Scan the listing below and copy every line holding "Добро".
>>>>>
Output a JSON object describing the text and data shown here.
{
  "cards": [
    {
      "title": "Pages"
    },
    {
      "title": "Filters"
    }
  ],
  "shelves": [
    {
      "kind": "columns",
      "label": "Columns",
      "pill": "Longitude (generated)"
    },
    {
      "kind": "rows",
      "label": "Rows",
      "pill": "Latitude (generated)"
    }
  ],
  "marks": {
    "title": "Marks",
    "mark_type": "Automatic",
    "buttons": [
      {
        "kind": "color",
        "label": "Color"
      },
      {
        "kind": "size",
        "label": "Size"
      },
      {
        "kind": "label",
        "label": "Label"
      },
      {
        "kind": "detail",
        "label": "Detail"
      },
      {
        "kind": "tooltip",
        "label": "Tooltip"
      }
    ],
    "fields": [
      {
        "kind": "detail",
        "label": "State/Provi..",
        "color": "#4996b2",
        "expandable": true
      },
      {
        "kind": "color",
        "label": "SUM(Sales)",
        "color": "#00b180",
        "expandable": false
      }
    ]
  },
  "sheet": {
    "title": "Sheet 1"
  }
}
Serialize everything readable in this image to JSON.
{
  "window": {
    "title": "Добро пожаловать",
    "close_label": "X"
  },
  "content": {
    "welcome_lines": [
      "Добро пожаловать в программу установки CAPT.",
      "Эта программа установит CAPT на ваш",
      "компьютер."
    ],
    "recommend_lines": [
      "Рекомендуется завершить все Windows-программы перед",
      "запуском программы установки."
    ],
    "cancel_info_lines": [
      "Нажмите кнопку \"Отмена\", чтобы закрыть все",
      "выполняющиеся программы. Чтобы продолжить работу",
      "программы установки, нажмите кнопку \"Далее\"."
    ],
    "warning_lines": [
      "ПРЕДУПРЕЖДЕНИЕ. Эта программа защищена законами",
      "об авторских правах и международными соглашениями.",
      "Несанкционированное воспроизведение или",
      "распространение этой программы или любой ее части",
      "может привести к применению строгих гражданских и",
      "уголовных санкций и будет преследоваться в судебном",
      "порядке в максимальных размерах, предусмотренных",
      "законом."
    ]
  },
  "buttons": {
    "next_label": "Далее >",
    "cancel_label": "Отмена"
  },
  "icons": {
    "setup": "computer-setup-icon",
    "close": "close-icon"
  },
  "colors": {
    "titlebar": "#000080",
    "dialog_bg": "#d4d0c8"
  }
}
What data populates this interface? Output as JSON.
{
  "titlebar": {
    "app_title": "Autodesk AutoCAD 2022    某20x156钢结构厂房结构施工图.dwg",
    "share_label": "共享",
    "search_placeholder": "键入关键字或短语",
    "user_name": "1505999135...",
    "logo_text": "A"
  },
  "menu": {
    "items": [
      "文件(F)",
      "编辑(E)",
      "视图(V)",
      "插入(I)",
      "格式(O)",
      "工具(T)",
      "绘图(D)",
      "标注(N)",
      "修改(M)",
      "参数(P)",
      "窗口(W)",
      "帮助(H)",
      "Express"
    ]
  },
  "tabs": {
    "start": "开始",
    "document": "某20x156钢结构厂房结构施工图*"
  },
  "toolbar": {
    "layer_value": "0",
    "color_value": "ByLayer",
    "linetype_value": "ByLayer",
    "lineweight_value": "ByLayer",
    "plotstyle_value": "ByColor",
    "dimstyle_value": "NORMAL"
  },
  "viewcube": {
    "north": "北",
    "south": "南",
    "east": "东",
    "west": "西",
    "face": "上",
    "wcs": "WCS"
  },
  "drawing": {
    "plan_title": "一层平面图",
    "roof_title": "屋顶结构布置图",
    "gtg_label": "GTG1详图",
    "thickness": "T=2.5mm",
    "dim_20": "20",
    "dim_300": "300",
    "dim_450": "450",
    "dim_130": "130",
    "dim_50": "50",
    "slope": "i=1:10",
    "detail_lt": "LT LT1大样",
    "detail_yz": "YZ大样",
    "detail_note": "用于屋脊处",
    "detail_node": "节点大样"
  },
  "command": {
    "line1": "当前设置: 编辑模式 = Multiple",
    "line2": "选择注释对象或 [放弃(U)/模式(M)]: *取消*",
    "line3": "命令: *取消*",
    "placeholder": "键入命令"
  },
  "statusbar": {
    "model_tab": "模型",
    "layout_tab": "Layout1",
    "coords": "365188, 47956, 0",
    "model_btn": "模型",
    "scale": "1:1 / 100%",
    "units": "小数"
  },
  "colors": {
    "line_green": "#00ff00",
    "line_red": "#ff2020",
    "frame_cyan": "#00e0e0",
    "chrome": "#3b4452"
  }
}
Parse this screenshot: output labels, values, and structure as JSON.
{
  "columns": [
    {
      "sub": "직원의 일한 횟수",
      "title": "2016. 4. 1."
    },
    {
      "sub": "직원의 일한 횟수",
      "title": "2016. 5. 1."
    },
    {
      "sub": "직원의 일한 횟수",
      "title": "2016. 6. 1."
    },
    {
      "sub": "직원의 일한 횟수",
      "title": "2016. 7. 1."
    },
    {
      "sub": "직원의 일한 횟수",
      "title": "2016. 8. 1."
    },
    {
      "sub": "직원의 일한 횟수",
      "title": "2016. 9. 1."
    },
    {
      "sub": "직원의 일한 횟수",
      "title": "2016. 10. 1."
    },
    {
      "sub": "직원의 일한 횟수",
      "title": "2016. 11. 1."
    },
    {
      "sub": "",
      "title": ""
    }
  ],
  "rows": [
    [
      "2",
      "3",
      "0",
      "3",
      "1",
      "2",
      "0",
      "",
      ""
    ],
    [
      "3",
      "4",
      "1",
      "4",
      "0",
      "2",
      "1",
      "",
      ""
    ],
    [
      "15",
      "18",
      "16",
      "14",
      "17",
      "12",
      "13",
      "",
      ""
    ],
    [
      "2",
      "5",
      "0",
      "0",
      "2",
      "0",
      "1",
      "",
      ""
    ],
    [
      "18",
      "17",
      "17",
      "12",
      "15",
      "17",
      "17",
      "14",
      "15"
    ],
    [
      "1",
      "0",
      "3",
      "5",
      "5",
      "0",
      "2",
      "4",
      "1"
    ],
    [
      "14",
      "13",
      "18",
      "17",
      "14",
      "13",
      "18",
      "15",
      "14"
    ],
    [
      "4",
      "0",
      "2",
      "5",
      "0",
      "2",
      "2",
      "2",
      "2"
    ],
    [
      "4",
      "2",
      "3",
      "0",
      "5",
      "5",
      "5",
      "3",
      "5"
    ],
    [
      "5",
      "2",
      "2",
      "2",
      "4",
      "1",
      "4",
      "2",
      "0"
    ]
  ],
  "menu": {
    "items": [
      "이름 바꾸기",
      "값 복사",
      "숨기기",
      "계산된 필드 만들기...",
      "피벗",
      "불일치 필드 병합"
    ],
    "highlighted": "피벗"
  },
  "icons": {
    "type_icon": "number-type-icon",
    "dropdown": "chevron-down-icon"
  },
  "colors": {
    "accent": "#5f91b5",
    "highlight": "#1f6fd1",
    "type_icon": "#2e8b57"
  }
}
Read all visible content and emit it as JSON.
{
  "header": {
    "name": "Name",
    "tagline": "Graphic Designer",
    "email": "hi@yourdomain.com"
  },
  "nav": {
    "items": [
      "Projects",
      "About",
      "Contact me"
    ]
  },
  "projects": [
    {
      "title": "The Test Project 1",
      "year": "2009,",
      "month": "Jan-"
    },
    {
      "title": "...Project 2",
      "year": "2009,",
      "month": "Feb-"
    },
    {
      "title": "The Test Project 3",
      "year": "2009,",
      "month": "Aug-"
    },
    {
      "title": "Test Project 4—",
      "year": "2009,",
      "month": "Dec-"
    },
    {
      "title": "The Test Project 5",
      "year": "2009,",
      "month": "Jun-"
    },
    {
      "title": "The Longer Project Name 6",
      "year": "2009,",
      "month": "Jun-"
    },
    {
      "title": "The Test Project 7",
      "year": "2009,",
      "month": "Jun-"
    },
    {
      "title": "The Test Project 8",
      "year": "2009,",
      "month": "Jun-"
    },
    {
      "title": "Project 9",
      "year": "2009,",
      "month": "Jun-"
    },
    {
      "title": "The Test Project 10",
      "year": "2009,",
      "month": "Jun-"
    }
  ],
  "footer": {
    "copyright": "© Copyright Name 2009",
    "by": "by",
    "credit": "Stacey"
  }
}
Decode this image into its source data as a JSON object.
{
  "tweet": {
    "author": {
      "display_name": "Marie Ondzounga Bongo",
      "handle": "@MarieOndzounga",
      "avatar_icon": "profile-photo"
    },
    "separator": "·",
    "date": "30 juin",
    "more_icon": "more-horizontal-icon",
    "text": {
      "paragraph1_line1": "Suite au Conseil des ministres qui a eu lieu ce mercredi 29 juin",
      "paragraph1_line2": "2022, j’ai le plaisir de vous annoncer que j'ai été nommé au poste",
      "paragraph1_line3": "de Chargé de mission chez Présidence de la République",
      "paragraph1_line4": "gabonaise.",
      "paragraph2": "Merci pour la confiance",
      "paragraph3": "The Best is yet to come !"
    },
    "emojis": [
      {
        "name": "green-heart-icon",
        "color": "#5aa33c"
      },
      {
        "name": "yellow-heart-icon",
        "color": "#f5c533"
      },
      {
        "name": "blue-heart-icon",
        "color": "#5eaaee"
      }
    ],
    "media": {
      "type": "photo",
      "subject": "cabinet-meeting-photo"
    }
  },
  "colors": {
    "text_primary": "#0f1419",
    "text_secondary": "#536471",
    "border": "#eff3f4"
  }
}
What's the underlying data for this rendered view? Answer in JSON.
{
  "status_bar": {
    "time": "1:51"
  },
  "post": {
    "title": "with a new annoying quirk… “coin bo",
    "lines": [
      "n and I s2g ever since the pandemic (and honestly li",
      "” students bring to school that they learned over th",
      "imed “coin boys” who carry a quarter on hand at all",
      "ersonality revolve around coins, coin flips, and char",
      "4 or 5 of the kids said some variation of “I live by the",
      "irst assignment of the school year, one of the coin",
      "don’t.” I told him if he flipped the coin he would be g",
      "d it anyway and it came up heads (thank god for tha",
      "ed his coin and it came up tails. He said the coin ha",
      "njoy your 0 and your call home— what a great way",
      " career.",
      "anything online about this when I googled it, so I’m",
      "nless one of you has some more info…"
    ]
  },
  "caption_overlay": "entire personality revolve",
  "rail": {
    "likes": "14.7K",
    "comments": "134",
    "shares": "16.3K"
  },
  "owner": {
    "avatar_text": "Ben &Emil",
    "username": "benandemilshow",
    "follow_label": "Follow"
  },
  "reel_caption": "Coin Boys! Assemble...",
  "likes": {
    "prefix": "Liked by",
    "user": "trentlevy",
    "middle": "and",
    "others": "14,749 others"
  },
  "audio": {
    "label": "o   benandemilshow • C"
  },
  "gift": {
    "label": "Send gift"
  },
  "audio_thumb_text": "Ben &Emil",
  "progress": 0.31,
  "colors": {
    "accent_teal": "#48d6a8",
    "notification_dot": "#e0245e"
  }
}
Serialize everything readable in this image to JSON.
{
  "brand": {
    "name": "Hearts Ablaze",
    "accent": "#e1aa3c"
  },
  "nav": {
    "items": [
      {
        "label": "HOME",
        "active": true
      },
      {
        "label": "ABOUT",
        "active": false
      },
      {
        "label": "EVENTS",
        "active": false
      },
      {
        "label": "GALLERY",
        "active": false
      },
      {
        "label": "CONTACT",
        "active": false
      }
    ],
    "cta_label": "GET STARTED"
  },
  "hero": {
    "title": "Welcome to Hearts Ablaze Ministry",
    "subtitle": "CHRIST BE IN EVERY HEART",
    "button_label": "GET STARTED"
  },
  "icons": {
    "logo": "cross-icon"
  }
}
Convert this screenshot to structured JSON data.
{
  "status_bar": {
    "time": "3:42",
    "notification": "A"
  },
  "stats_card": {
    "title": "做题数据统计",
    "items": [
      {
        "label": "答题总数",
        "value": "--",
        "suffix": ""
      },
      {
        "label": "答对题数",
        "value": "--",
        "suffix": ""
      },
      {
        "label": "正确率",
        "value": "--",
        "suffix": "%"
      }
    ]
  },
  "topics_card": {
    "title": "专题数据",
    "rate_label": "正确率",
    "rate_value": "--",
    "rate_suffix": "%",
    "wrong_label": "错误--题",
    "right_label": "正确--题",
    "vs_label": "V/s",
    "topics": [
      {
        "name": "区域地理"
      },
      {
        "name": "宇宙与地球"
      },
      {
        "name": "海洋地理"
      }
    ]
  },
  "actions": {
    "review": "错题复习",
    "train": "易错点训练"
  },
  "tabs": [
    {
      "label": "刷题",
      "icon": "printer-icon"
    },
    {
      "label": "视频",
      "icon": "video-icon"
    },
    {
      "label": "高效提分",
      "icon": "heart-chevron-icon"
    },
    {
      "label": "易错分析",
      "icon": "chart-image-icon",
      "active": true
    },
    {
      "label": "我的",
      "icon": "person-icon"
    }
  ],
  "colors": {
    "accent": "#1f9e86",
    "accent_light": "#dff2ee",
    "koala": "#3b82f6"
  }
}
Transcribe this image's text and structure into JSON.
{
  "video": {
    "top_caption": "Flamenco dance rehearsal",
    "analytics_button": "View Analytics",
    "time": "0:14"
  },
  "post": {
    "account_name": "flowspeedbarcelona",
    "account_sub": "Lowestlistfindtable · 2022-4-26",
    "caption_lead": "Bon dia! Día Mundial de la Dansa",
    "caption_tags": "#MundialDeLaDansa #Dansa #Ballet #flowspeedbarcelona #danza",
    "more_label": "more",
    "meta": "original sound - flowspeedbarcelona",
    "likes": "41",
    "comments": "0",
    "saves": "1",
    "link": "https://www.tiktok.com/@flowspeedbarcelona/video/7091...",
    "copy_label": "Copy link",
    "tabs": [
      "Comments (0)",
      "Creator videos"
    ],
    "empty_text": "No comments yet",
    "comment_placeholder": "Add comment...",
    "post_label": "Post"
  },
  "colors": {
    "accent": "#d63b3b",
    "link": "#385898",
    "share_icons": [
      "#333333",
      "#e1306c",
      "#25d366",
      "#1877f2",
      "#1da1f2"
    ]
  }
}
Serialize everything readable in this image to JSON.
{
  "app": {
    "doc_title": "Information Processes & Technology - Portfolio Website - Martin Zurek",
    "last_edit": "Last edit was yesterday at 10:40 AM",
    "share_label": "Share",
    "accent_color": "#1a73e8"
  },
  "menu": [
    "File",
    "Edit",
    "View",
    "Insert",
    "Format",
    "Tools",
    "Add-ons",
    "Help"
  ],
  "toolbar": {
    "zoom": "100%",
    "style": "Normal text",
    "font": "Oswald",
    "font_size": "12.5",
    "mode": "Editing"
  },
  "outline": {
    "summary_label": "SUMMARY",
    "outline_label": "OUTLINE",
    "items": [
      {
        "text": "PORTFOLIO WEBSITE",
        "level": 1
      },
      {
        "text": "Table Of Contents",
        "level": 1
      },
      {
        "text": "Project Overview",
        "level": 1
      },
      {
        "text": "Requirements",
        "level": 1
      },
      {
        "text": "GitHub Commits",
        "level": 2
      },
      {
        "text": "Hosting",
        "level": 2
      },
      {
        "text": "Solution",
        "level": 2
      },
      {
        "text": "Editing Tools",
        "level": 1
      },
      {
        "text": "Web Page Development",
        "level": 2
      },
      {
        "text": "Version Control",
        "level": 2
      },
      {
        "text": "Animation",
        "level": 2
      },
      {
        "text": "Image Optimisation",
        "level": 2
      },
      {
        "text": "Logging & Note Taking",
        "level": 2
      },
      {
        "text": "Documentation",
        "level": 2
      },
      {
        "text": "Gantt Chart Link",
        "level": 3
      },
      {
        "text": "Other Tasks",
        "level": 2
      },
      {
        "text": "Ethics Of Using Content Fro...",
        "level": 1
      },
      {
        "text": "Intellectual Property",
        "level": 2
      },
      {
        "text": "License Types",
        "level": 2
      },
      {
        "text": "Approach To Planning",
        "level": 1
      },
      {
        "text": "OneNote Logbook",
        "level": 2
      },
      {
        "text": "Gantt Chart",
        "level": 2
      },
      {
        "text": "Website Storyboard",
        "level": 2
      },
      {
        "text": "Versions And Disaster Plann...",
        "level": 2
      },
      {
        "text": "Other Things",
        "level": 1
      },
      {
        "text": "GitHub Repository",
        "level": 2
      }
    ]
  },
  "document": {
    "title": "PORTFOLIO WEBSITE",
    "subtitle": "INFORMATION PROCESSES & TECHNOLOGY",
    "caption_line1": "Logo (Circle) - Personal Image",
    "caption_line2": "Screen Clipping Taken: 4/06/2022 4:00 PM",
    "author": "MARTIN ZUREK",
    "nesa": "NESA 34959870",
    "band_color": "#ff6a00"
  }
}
<<<<<
• _Answer to the exercise_:
    "title": "Добро пожаловать",
      "Добро пожаловать в программу установки CAPT.",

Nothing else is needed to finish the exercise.